══ Extrait du document ══

Mgr Laurent Dabiré : « La présence de l’Église signifie l’Espérance pour les populations »

Burkina-Faso

Invité par l’Aide à l’Église en détresse (AED), Mgr Laurent Dabiré, évêque de Dori au Burkina-Faso et Président de la Conférence des évêques du Burkina-Niger (CEBN) a témoigné de la situation de son pays (menaces terroristes et risques d’enlèvements et d’embuscades) auprès du secrétariat général et de Mgr Éric de Moulins-Beaufort, archevêque de Reims et Président de la Conférence des évêques de France (CEF). Entretien.

Le Burkina Faso est le théâtre d’attaques jihadistes depuis 2015, surtout dans le nord et l’est du pays. Des groupes jihadistes affiliés à Al-Qaïda (GSIM) ou à l’organisation État islamique (EI) sévissent dans le pays et la sous-région. Que se passe-t-il exactement ?

═══
══ Documents sources ══

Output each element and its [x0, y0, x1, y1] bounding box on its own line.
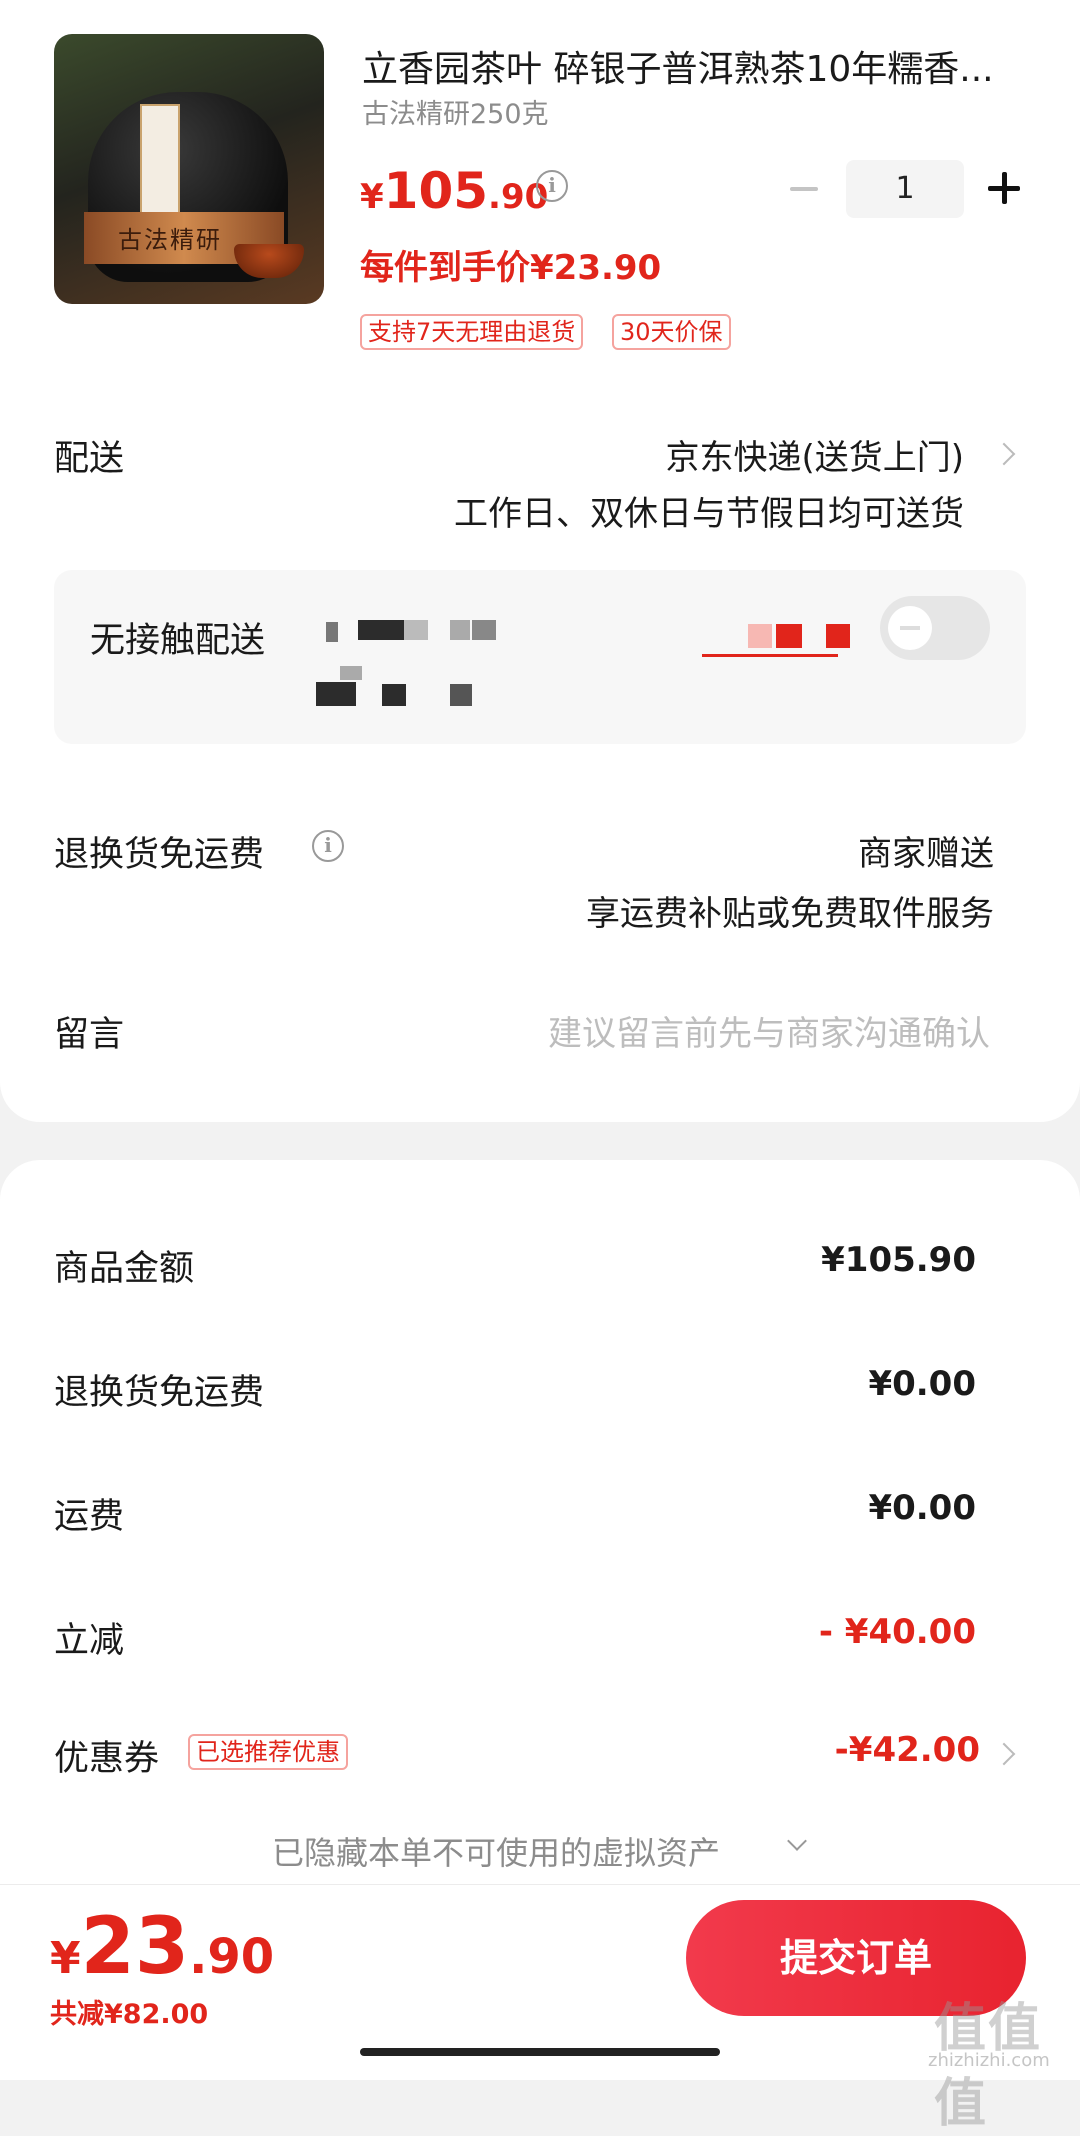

═══

- [But de l'exercice]:
Recopiez sans rien changer le passage de l'entretien avec Mgr Dabiré qui va de « Invité par l’Aide » jusqu'à « passe-t-il exactement ? ».

- [Exercice corrigé]:
Invité par l’Aide à l’Église en détresse (AED), Mgr Laurent Dabiré, évêque de Dori au Burkina-Faso et Président de la Conférence des évêques du Burkina-Niger (CEBN) a témoigné de la situation de son pays (menaces terroristes et risques d’enlèvements et d’embuscades) auprès du secrétariat général et de Mgr Éric de Moulins-Beaufort, archevêque de Reims et Président de la Conférence des évêques de France (CEF). Entretien.

Le Burkina Faso est le théâtre d’attaques jihadistes depuis 2015, surtout dans le nord et l’est du pays. Des groupes jihadistes affiliés à Al-Qaïda (GSIM) ou à l’organisation État islamique (EI) sévissent dans le pays et la sous-région. Que se passe-t-il exactement ?